======== Records for the task

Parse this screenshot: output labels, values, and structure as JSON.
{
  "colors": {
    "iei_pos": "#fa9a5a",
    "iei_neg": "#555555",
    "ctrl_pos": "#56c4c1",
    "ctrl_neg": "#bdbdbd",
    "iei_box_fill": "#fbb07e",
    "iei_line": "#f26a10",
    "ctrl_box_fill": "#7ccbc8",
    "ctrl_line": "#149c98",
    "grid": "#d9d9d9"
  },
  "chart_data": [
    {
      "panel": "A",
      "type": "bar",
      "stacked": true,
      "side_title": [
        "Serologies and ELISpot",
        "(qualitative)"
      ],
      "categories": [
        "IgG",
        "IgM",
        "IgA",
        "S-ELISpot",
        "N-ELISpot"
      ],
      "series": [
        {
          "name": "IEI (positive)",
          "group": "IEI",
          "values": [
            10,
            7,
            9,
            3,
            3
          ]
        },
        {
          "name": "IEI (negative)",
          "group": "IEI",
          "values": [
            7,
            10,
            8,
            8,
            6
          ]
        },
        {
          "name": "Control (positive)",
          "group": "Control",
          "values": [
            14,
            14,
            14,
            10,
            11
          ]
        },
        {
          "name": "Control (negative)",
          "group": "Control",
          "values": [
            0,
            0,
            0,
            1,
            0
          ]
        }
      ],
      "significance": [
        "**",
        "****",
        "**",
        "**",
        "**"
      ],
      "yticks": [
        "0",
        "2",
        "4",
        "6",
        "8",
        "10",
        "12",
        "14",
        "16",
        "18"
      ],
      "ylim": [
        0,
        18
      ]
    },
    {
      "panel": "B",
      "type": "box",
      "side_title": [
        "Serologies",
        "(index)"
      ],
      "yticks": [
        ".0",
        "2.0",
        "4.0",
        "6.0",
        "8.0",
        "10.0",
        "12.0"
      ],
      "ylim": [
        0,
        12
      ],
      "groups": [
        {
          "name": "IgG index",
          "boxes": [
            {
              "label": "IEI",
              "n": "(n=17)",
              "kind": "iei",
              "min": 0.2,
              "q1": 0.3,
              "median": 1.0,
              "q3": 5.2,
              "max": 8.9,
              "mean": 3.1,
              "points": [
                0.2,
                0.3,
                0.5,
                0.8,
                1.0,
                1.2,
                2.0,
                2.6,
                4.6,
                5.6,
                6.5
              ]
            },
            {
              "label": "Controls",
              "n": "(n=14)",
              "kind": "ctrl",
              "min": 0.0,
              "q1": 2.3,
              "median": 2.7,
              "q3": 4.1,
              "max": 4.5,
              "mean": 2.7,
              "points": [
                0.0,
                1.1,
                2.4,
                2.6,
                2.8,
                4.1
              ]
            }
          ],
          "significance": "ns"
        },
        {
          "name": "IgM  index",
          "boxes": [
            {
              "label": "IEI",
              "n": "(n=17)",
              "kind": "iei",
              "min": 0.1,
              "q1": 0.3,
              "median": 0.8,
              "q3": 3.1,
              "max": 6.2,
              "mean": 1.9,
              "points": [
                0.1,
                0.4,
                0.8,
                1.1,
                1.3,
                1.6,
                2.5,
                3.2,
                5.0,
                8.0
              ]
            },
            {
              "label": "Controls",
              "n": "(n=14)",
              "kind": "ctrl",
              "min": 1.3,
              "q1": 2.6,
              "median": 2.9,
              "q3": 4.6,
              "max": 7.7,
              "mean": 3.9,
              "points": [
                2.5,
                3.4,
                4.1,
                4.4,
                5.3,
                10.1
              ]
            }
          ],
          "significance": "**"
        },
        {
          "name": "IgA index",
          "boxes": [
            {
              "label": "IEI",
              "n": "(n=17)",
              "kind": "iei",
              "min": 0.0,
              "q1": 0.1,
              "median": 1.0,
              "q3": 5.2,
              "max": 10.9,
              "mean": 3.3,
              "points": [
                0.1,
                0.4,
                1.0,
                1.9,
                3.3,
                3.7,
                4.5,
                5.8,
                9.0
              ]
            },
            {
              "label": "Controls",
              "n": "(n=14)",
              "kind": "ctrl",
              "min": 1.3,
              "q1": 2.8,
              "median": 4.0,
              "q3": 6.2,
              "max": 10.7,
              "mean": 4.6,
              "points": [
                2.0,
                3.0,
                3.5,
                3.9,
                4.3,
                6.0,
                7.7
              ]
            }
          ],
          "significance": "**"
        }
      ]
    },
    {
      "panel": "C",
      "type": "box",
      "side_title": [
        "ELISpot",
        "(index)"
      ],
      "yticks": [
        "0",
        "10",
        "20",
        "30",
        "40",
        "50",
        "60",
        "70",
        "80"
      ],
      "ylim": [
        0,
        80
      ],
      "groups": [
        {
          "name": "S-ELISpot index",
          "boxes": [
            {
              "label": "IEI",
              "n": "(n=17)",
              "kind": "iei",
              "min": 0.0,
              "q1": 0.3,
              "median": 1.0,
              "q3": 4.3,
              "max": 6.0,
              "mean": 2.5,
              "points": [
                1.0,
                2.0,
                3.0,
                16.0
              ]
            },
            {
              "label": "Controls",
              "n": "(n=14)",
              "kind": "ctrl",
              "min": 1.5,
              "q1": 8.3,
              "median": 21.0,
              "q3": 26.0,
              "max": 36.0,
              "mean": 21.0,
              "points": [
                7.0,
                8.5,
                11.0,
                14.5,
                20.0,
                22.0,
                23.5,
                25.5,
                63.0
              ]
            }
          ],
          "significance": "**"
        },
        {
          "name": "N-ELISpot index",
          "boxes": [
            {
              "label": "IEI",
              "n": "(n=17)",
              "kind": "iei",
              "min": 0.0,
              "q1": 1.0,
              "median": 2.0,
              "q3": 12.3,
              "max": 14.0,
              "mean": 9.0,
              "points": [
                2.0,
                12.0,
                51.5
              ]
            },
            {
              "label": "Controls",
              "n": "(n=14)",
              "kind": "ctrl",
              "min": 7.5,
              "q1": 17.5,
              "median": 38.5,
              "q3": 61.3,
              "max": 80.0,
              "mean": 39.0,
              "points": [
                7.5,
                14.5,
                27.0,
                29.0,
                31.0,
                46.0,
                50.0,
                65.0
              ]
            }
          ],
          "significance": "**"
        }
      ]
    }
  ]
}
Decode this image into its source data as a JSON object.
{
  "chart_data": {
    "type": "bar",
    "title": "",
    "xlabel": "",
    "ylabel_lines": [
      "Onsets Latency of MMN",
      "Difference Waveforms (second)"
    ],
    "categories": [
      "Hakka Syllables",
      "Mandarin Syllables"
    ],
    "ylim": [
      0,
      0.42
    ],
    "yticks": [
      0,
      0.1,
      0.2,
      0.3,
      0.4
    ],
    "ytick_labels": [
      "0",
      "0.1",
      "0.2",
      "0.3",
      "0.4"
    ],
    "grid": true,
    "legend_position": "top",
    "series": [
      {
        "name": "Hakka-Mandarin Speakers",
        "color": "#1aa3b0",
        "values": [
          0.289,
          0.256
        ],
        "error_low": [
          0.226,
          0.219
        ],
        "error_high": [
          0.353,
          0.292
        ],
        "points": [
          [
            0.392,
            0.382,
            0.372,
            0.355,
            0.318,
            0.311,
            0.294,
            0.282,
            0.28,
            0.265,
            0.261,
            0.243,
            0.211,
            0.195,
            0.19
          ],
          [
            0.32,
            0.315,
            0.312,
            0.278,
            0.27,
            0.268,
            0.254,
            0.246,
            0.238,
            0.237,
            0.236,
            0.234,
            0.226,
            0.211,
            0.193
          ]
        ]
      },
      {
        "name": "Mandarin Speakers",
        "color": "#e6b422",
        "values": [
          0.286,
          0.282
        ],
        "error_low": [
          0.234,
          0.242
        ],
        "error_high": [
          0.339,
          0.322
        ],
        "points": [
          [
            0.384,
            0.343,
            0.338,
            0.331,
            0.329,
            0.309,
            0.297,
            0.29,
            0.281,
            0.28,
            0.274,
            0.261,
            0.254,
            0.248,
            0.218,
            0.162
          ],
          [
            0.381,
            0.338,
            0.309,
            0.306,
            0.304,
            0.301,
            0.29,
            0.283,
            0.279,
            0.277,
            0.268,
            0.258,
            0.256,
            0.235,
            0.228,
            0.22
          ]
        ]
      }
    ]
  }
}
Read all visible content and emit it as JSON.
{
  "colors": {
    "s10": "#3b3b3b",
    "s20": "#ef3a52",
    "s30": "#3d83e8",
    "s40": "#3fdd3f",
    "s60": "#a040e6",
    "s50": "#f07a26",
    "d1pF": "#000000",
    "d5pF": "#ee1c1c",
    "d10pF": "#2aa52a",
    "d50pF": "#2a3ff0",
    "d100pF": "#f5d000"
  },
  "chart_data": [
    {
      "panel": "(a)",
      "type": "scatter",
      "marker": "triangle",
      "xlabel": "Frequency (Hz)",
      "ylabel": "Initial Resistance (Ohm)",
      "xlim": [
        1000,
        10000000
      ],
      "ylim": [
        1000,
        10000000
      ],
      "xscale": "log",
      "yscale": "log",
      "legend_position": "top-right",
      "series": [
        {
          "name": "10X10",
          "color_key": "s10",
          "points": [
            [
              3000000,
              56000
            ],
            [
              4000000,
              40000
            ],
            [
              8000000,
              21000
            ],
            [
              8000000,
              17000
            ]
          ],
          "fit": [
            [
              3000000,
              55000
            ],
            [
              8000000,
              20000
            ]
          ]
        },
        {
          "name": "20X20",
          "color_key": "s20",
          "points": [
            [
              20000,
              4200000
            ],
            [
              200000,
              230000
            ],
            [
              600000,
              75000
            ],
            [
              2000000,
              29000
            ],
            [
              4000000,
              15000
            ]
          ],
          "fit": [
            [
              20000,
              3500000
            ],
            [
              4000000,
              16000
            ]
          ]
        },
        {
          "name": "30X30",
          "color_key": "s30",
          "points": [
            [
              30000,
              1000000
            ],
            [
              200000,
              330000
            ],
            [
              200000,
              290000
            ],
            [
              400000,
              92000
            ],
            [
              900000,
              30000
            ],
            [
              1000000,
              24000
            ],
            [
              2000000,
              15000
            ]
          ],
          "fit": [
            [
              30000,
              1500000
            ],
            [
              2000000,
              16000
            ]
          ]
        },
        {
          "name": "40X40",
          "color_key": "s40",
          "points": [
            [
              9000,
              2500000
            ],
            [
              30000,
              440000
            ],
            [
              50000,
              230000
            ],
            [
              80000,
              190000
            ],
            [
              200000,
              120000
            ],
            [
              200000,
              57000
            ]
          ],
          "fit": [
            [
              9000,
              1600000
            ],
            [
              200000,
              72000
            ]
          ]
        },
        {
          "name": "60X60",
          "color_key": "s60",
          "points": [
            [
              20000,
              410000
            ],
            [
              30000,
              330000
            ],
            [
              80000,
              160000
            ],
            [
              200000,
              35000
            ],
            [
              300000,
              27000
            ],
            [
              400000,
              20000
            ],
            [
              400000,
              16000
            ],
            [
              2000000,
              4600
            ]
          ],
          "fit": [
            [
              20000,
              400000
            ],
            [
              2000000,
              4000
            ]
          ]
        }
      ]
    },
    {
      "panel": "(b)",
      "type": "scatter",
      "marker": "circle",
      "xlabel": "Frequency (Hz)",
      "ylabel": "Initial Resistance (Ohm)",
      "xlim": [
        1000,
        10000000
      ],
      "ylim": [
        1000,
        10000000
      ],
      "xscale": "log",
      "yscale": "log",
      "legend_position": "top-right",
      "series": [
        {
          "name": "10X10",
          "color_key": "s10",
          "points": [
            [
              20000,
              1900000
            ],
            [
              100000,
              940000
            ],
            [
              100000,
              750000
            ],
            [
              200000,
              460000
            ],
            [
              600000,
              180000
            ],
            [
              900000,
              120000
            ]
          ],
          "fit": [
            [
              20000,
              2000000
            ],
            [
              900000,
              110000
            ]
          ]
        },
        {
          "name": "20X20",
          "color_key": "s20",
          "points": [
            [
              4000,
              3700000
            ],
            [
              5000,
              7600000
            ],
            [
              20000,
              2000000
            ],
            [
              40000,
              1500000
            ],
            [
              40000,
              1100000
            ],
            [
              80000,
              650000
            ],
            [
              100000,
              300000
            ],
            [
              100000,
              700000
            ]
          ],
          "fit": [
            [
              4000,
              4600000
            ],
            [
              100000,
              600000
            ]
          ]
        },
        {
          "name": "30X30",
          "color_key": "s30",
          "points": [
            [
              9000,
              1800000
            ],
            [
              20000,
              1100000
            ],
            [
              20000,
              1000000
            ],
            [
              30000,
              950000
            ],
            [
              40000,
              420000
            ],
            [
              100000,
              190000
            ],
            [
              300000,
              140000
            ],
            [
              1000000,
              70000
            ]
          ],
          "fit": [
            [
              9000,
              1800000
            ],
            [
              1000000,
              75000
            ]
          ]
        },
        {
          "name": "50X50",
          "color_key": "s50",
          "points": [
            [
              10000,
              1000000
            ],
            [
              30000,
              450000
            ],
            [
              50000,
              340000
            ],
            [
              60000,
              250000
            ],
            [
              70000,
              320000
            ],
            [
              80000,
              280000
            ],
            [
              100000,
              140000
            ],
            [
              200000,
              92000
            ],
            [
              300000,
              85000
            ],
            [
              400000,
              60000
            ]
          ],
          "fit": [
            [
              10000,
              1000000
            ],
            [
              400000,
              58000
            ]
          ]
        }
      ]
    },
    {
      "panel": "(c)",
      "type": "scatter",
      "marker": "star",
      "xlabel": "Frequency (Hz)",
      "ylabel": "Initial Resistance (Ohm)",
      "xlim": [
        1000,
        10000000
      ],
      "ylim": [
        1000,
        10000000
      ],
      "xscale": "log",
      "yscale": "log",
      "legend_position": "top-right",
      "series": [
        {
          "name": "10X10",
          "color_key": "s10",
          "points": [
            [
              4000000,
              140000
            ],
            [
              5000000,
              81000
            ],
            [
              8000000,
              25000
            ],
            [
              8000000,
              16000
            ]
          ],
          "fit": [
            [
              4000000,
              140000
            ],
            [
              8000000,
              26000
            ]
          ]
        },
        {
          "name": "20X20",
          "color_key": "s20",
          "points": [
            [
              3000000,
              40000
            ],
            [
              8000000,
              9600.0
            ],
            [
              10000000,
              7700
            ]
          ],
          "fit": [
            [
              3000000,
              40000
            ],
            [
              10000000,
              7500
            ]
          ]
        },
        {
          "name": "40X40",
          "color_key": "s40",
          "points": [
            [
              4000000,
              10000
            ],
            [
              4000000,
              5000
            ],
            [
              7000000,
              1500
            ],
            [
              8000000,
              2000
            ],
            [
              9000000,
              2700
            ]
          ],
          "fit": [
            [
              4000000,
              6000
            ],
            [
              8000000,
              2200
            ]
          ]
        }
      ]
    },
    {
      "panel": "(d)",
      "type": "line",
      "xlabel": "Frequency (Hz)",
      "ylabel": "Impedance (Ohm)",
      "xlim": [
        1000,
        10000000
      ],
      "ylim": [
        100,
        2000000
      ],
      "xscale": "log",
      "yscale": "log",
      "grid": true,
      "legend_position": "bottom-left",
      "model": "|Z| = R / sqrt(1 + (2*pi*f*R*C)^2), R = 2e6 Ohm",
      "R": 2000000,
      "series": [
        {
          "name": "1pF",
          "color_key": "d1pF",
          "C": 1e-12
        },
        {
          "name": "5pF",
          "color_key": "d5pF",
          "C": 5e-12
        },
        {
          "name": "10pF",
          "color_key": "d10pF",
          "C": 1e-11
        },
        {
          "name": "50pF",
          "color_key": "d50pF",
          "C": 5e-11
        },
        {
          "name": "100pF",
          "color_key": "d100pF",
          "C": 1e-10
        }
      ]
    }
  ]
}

================

#### Work required
Locate all lines in the listing above with the word "Syllables". Copy them.

#### Solution to this task
      "Hakka Syllables",
      "Mandarin Syllables"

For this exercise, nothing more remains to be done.